WORKING DATA:
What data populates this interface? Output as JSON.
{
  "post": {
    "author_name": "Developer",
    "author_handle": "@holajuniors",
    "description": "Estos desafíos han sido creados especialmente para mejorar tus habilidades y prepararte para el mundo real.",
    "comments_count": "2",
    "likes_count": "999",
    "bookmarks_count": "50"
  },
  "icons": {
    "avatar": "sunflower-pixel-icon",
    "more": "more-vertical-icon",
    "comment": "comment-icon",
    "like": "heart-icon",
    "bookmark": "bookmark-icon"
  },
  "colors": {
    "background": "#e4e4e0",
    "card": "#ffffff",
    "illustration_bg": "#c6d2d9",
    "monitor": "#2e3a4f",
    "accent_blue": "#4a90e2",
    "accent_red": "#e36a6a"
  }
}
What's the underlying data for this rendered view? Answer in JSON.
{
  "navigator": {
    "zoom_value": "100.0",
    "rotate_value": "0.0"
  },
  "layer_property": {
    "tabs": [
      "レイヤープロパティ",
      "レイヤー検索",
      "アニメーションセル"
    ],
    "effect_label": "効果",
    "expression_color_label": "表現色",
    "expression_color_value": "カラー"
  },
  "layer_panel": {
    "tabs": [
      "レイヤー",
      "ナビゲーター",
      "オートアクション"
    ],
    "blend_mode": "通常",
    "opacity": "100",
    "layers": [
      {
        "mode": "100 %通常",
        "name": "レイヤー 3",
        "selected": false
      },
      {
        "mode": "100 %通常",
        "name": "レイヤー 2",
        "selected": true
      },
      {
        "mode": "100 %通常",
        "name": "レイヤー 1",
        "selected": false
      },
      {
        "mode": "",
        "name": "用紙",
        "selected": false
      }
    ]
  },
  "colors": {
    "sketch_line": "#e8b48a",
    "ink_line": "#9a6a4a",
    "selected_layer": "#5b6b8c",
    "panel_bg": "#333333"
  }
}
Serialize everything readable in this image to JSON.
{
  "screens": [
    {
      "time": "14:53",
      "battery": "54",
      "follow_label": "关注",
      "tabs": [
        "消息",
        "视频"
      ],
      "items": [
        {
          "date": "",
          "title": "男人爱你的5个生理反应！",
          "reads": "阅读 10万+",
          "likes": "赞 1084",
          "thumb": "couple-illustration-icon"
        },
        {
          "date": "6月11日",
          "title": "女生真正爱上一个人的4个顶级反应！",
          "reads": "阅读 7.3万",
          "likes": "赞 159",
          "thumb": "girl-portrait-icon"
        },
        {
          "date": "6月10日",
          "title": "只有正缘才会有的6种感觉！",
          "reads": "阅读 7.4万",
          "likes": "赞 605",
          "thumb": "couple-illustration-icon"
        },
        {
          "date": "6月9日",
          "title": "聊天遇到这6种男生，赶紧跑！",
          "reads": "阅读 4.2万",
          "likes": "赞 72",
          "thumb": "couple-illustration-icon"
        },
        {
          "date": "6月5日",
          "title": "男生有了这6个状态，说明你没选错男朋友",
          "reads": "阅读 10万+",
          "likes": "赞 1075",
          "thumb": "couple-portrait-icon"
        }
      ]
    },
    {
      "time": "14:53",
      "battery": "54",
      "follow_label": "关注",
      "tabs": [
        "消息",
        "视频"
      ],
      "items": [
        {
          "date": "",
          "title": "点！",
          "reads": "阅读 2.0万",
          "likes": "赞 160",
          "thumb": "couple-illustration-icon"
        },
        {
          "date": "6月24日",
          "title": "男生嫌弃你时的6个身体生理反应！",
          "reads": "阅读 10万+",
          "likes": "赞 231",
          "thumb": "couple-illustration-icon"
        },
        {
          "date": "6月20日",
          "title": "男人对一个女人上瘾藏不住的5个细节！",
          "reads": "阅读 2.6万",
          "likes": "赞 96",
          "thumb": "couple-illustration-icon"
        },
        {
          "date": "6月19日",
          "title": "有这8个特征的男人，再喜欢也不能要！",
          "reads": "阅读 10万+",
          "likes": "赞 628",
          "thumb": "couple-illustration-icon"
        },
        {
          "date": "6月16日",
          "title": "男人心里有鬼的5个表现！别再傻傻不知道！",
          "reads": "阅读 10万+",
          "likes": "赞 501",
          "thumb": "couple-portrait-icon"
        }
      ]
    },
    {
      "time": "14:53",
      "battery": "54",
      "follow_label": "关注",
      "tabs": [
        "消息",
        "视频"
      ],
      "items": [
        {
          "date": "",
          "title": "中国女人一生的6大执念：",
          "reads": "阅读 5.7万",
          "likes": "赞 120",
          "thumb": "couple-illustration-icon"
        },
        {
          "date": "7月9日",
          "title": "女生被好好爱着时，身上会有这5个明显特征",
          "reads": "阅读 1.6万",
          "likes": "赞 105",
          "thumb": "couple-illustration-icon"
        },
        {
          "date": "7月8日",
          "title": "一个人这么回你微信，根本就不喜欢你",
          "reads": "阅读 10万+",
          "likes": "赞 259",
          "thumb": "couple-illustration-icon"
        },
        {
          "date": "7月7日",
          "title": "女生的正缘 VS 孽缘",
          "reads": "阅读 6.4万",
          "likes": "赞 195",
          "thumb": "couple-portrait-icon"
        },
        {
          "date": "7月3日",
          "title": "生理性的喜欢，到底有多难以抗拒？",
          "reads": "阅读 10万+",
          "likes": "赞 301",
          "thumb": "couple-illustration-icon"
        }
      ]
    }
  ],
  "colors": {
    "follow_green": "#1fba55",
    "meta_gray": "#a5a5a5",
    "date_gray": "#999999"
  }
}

WORK TO BE COMPLETED: Above are some records; extract every one of them exactly.

ANSWER TO THIS EXERCISE:
What data populates this interface? Output as JSON.
{
  "post": {
    "author_name": "Developer",
    "author_handle": "@holajuniors",
    "description": "Estos desafíos han sido creados especialmente para mejorar tus habilidades y prepararte para el mundo real.",
    "comments_count": "2",
    "likes_count": "999",
    "bookmarks_count": "50"
  },
  "icons": {
    "avatar": "sunflower-pixel-icon",
    "more": "more-vertical-icon",
    "comment": "comment-icon",
    "like": "heart-icon",
    "bookmark": "bookmark-icon"
  },
  "colors": {
    "background": "#e4e4e0",
    "card": "#ffffff",
    "illustration_bg": "#c6d2d9",
    "monitor": "#2e3a4f",
    "accent_blue": "#4a90e2",
    "accent_red": "#e36a6a"
  }
}
What's the underlying data for this rendered view? Answer in JSON.
{
  "navigator": {
    "zoom_value": "100.0",
    "rotate_value": "0.0"
  },
  "layer_property": {
    "tabs": [
      "レイヤープロパティ",
      "レイヤー検索",
      "アニメーションセル"
    ],
    "effect_label": "効果",
    "expression_color_label": "表現色",
    "expression_color_value": "カラー"
  },
  "layer_panel": {
    "tabs": [
      "レイヤー",
      "ナビゲーター",
      "オートアクション"
    ],
    "blend_mode": "通常",
    "opacity": "100",
    "layers": [
      {
        "mode": "100 %通常",
        "name": "レイヤー 3",
        "selected": false
      },
      {
        "mode": "100 %通常",
        "name": "レイヤー 2",
        "selected": true
      },
      {
        "mode": "100 %通常",
        "name": "レイヤー 1",
        "selected": false
      },
      {
        "mode": "",
        "name": "用紙",
        "selected": false
      }
    ]
  },
  "colors": {
    "sketch_line": "#e8b48a",
    "ink_line": "#9a6a4a",
    "selected_layer": "#5b6b8c",
    "panel_bg": "#333333"
  }
}
Serialize everything readable in this image to JSON.
{
  "screens": [
    {
      "time": "14:53",
      "battery": "54",
      "follow_label": "关注",
      "tabs": [
        "消息",
        "视频"
      ],
      "items": [
        {
          "date": "",
          "title": "男人爱你的5个生理反应！",
          "reads": "阅读 10万+",
          "likes": "赞 1084",
          "thumb": "couple-illustration-icon"
        },
        {
          "date": "6月11日",
          "title": "女生真正爱上一个人的4个顶级反应！",
          "reads": "阅读 7.3万",
          "likes": "赞 159",
          "thumb": "girl-portrait-icon"
        },
        {
          "date": "6月10日",
          "title": "只有正缘才会有的6种感觉！",
          "reads": "阅读 7.4万",
          "likes": "赞 605",
          "thumb": "couple-illustration-icon"
        },
        {
          "date": "6月9日",
          "title": "聊天遇到这6种男生，赶紧跑！",
          "reads": "阅读 4.2万",
          "likes": "赞 72",
          "thumb": "couple-illustration-icon"
        },
        {
          "date": "6月5日",
          "title": "男生有了这6个状态，说明你没选错男朋友",
          "reads": "阅读 10万+",
          "likes": "赞 1075",
          "thumb": "couple-portrait-icon"
        }
      ]
    },
    {
      "time": "14:53",
      "battery": "54",
      "follow_label": "关注",
      "tabs": [
        "消息",
        "视频"
      ],
      "items": [
        {
          "date": "",
          "title": "点！",
          "reads": "阅读 2.0万",
          "likes": "赞 160",
          "thumb": "couple-illustration-icon"
        },
        {
          "date": "6月24日",
          "title": "男生嫌弃你时的6个身体生理反应！",
          "reads": "阅读 10万+",
          "likes": "赞 231",
          "thumb": "couple-illustration-icon"
        },
        {
          "date": "6月20日",
          "title": "男人对一个女人上瘾藏不住的5个细节！",
          "reads": "阅读 2.6万",
          "likes": "赞 96",
          "thumb": "couple-illustration-icon"
        },
        {
          "date": "6月19日",
          "title": "有这8个特征的男人，再喜欢也不能要！",
          "reads": "阅读 10万+",
          "likes": "赞 628",
          "thumb": "couple-illustration-icon"
        },
        {
          "date": "6月16日",
          "title": "男人心里有鬼的5个表现！别再傻傻不知道！",
          "reads": "阅读 10万+",
          "likes": "赞 501",
          "thumb": "couple-portrait-icon"
        }
      ]
    },
    {
      "time": "14:53",
      "battery": "54",
      "follow_label": "关注",
      "tabs": [
        "消息",
        "视频"
      ],
      "items": [
        {
          "date": "",
          "title": "中国女人一生的6大执念：",
          "reads": "阅读 5.7万",
          "likes": "赞 120",
          "thumb": "couple-illustration-icon"
        },
        {
          "date": "7月9日",
          "title": "女生被好好爱着时，身上会有这5个明显特征",
          "reads": "阅读 1.6万",
          "likes": "赞 105",
          "thumb": "couple-illustration-icon"
        },
        {
          "date": "7月8日",
          "title": "一个人这么回你微信，根本就不喜欢你",
          "reads": "阅读 10万+",
          "likes": "赞 259",
          "thumb": "couple-illustration-icon"
        },
        {
          "date": "7月7日",
          "title": "女生的正缘 VS 孽缘",
          "reads": "阅读 6.4万",
          "likes": "赞 195",
          "thumb": "couple-portrait-icon"
        },
        {
          "date": "7月3日",
          "title": "生理性的喜欢，到底有多难以抗拒？",
          "reads": "阅读 10万+",
          "likes": "赞 301",
          "thumb": "couple-illustration-icon"
        }
      ]
    }
  ],
  "colors": {
    "follow_green": "#1fba55",
    "meta_gray": "#a5a5a5",
    "date_gray": "#999999"
  }
}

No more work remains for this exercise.